Task instructions
Each entry needs to be restated exactly as written.
-- BEGIN Entries shown --
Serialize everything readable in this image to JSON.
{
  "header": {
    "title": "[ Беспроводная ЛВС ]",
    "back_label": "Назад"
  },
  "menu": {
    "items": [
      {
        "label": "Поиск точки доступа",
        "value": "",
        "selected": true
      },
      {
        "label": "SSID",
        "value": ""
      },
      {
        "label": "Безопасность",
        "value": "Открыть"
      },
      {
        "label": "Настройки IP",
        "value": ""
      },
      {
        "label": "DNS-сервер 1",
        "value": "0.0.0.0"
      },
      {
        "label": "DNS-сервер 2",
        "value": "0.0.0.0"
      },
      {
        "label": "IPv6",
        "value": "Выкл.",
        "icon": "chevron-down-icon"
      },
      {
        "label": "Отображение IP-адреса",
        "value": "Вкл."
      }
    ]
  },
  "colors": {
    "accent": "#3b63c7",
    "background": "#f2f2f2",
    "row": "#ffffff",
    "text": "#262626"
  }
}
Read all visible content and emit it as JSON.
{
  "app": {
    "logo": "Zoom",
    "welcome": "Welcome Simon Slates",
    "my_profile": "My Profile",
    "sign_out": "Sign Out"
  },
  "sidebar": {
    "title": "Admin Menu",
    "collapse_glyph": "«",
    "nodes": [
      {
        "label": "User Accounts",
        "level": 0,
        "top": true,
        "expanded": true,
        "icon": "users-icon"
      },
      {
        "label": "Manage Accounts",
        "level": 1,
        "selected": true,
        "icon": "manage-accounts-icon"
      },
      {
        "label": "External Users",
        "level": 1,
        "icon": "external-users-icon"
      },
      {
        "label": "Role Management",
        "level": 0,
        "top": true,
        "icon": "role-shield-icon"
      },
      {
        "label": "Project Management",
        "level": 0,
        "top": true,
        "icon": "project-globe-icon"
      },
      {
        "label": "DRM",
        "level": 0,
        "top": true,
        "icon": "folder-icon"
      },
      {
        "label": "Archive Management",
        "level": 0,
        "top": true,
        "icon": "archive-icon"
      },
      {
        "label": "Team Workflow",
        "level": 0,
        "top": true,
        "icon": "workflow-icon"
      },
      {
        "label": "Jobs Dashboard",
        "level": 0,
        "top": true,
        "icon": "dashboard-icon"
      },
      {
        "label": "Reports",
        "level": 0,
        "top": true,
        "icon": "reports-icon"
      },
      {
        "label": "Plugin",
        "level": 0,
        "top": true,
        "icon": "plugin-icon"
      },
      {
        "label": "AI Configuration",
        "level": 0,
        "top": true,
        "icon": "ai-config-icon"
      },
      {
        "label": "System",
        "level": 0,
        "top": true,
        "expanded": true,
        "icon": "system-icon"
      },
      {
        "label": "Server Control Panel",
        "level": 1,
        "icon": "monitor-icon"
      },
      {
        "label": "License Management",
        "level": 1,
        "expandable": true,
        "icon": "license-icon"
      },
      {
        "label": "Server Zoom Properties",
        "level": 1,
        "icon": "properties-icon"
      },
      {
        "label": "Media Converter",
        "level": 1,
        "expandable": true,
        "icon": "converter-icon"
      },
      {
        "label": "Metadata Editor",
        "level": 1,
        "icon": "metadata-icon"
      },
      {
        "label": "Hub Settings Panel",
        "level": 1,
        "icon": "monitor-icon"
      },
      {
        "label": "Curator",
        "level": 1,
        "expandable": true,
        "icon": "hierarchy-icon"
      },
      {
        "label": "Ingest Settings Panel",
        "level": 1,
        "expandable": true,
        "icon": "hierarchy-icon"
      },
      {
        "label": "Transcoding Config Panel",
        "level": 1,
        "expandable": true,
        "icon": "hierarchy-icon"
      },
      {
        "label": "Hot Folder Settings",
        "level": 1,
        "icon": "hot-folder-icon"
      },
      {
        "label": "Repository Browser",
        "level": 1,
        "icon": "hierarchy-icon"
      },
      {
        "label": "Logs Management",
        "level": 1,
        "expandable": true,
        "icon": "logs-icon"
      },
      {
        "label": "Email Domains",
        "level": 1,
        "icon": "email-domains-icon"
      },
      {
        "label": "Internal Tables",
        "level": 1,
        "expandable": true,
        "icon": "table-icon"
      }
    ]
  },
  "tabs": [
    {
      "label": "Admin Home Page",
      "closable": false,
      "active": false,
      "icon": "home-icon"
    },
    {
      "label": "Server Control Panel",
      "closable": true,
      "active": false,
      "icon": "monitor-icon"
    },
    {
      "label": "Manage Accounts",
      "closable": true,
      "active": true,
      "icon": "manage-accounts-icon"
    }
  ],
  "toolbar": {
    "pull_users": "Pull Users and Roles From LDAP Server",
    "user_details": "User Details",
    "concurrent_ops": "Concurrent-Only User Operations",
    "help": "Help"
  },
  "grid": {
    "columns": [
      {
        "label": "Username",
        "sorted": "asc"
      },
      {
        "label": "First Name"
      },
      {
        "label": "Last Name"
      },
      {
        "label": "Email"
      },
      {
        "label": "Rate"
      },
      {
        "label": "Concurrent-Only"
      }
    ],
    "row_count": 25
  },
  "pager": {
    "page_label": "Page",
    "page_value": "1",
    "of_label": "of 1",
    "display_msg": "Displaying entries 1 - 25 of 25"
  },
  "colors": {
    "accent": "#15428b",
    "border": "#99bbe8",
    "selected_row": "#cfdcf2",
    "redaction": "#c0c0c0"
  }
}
-- END Entries shown --
In response
Serialize everything readable in this image to JSON.
{
  "header": {
    "title": "[ Беспроводная ЛВС ]",
    "back_label": "Назад"
  },
  "menu": {
    "items": [
      {
        "label": "Поиск точки доступа",
        "value": "",
        "selected": true
      },
      {
        "label": "SSID",
        "value": ""
      },
      {
        "label": "Безопасность",
        "value": "Открыть"
      },
      {
        "label": "Настройки IP",
        "value": ""
      },
      {
        "label": "DNS-сервер 1",
        "value": "0.0.0.0"
      },
      {
        "label": "DNS-сервер 2",
        "value": "0.0.0.0"
      },
      {
        "label": "IPv6",
        "value": "Выкл.",
        "icon": "chevron-down-icon"
      },
      {
        "label": "Отображение IP-адреса",
        "value": "Вкл."
      }
    ]
  },
  "colors": {
    "accent": "#3b63c7",
    "background": "#f2f2f2",
    "row": "#ffffff",
    "text": "#262626"
  }
}
Read all visible content and emit it as JSON.
{
  "app": {
    "logo": "Zoom",
    "welcome": "Welcome Simon Slates",
    "my_profile": "My Profile",
    "sign_out": "Sign Out"
  },
  "sidebar": {
    "title": "Admin Menu",
    "collapse_glyph": "«",
    "nodes": [
      {
        "label": "User Accounts",
        "level": 0,
        "top": true,
        "expanded": true,
        "icon": "users-icon"
      },
      {
        "label": "Manage Accounts",
        "level": 1,
        "selected": true,
        "icon": "manage-accounts-icon"
      },
      {
        "label": "External Users",
        "level": 1,
        "icon": "external-users-icon"
      },
      {
        "label": "Role Management",
        "level": 0,
        "top": true,
        "icon": "role-shield-icon"
      },
      {
        "label": "Project Management",
        "level": 0,
        "top": true,
        "icon": "project-globe-icon"
      },
      {
        "label": "DRM",
        "level": 0,
        "top": true,
        "icon": "folder-icon"
      },
      {
        "label": "Archive Management",
        "level": 0,
        "top": true,
        "icon": "archive-icon"
      },
      {
        "label": "Team Workflow",
        "level": 0,
        "top": true,
        "icon": "workflow-icon"
      },
      {
        "label": "Jobs Dashboard",
        "level": 0,
        "top": true,
        "icon": "dashboard-icon"
      },
      {
        "label": "Reports",
        "level": 0,
        "top": true,
        "icon": "reports-icon"
      },
      {
        "label": "Plugin",
        "level": 0,
        "top": true,
        "icon": "plugin-icon"
      },
      {
        "label": "AI Configuration",
        "level": 0,
        "top": true,
        "icon": "ai-config-icon"
      },
      {
        "label": "System",
        "level": 0,
        "top": true,
        "expanded": true,
        "icon": "system-icon"
      },
      {
        "label": "Server Control Panel",
        "level": 1,
        "icon": "monitor-icon"
      },
      {
        "label": "License Management",
        "level": 1,
        "expandable": true,
        "icon": "license-icon"
      },
      {
        "label": "Server Zoom Properties",
        "level": 1,
        "icon": "properties-icon"
      },
      {
        "label": "Media Converter",
        "level": 1,
        "expandable": true,
        "icon": "converter-icon"
      },
      {
        "label": "Metadata Editor",
        "level": 1,
        "icon": "metadata-icon"
      },
      {
        "label": "Hub Settings Panel",
        "level": 1,
        "icon": "monitor-icon"
      },
      {
        "label": "Curator",
        "level": 1,
        "expandable": true,
        "icon": "hierarchy-icon"
      },
      {
        "label": "Ingest Settings Panel",
        "level": 1,
        "expandable": true,
        "icon": "hierarchy-icon"
      },
      {
        "label": "Transcoding Config Panel",
        "level": 1,
        "expandable": true,
        "icon": "hierarchy-icon"
      },
      {
        "label": "Hot Folder Settings",
        "level": 1,
        "icon": "hot-folder-icon"
      },
      {
        "label": "Repository Browser",
        "level": 1,
        "icon": "hierarchy-icon"
      },
      {
        "label": "Logs Management",
        "level": 1,
        "expandable": true,
        "icon": "logs-icon"
      },
      {
        "label": "Email Domains",
        "level": 1,
        "icon": "email-domains-icon"
      },
      {
        "label": "Internal Tables",
        "level": 1,
        "expandable": true,
        "icon": "table-icon"
      }
    ]
  },
  "tabs": [
    {
      "label": "Admin Home Page",
      "closable": false,
      "active": false,
      "icon": "home-icon"
    },
    {
      "label": "Server Control Panel",
      "closable": true,
      "active": false,
      "icon": "monitor-icon"
    },
    {
      "label": "Manage Accounts",
      "closable": true,
      "active": true,
      "icon": "manage-accounts-icon"
    }
  ],
  "toolbar": {
    "pull_users": "Pull Users and Roles From LDAP Server",
    "user_details": "User Details",
    "concurrent_ops": "Concurrent-Only User Operations",
    "help": "Help"
  },
  "grid": {
    "columns": [
      {
        "label": "Username",
        "sorted": "asc"
      },
      {
        "label": "First Name"
      },
      {
        "label": "Last Name"
      },
      {
        "label": "Email"
      },
      {
        "label": "Rate"
      },
      {
        "label": "Concurrent-Only"
      }
    ],
    "row_count": 25
  },
  "pager": {
    "page_label": "Page",
    "page_value": "1",
    "of_label": "of 1",
    "display_msg": "Displaying entries 1 - 25 of 25"
  },
  "colors": {
    "accent": "#15428b",
    "border": "#99bbe8",
    "selected_row": "#cfdcf2",
    "redaction": "#c0c0c0"
  }
}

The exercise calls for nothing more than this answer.